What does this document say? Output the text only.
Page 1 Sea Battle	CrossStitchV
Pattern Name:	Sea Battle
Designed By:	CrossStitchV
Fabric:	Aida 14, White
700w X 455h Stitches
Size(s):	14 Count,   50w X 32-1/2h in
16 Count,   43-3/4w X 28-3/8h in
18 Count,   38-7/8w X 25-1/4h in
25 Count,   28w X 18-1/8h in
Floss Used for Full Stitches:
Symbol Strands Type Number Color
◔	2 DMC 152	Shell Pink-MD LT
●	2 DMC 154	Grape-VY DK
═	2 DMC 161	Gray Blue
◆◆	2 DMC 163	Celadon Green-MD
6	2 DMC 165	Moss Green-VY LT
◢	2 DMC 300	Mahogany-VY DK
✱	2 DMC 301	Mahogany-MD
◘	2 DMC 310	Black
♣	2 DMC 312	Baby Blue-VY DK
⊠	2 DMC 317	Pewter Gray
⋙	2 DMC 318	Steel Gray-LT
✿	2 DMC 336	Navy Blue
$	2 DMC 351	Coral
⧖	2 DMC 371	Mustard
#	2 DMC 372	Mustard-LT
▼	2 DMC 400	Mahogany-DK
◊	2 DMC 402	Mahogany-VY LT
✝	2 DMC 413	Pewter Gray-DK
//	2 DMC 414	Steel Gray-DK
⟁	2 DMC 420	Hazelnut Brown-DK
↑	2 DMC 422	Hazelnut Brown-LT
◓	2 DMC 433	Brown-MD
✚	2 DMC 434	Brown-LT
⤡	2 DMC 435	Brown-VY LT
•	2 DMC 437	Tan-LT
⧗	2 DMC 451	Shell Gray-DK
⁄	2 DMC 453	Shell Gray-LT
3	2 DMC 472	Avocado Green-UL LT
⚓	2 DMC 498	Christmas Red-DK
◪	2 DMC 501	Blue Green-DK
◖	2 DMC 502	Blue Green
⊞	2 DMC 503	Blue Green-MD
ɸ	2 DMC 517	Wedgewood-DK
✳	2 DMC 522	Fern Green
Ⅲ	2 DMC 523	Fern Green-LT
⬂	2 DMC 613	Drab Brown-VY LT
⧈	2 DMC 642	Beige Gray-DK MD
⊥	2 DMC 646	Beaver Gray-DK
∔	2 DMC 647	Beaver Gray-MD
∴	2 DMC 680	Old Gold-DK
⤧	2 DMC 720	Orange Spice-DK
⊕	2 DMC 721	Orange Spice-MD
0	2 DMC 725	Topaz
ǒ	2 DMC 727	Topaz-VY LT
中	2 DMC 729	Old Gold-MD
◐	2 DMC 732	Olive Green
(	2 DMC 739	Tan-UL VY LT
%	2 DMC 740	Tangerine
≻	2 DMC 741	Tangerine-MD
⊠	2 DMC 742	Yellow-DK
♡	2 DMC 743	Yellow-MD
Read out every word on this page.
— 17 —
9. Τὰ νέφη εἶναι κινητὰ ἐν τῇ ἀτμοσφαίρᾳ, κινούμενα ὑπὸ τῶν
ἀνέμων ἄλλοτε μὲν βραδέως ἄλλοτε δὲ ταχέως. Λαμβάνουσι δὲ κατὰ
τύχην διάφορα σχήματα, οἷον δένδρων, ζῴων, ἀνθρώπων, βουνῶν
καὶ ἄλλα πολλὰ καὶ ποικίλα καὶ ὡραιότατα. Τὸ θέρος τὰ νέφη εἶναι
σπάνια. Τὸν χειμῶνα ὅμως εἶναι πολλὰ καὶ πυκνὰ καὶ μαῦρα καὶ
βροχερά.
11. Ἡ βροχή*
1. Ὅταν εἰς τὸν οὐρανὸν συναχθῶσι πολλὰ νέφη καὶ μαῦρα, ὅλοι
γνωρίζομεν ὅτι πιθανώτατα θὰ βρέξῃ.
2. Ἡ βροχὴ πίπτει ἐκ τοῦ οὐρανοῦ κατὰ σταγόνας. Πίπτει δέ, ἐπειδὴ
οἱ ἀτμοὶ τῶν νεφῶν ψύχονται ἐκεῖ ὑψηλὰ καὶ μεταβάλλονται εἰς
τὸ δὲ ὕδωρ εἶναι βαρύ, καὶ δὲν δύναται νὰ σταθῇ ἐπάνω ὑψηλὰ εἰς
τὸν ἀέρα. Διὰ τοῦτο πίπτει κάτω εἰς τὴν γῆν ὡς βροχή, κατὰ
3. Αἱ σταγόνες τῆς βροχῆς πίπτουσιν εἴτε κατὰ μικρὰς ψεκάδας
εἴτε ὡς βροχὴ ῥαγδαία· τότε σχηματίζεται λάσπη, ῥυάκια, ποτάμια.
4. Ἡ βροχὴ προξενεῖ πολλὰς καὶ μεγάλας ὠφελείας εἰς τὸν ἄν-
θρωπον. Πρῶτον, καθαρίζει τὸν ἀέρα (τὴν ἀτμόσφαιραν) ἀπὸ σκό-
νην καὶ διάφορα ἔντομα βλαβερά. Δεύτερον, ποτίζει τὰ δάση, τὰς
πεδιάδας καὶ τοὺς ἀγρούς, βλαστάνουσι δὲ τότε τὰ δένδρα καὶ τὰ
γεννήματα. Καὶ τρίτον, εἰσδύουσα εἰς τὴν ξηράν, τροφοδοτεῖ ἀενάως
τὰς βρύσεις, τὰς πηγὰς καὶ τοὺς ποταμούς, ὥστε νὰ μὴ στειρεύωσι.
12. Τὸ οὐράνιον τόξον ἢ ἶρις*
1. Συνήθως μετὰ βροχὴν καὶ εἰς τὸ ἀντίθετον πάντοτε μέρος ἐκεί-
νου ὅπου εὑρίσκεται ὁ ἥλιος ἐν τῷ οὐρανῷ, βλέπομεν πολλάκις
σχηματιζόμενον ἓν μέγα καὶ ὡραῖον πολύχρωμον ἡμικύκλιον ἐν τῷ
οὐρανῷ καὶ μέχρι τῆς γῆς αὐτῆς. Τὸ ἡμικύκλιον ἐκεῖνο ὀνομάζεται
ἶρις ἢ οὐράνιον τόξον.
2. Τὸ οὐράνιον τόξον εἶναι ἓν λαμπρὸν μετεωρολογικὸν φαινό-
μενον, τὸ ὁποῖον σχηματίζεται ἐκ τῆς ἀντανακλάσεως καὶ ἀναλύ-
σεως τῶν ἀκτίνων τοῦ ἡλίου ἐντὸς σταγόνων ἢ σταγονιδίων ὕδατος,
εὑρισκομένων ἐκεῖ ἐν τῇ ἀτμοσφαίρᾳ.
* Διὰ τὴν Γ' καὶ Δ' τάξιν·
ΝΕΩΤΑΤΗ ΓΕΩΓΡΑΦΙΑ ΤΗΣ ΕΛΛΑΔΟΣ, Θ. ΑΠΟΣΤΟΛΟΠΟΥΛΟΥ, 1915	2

★ ★ ★

Locate the word "μαῦρα" in the entries, and copy every line where it is found.

**ANSWER TO THE TASK**
σπάνια. Τὸν χειμῶνα ὅμως εἶναι πολλὰ καὶ πυκνὰ καὶ μαῦρα καὶ
1. Ὅταν εἰς τὸν οὐρανὸν συναχθῶσι πολλὰ νέφη καὶ μαῦρα, ὅλοι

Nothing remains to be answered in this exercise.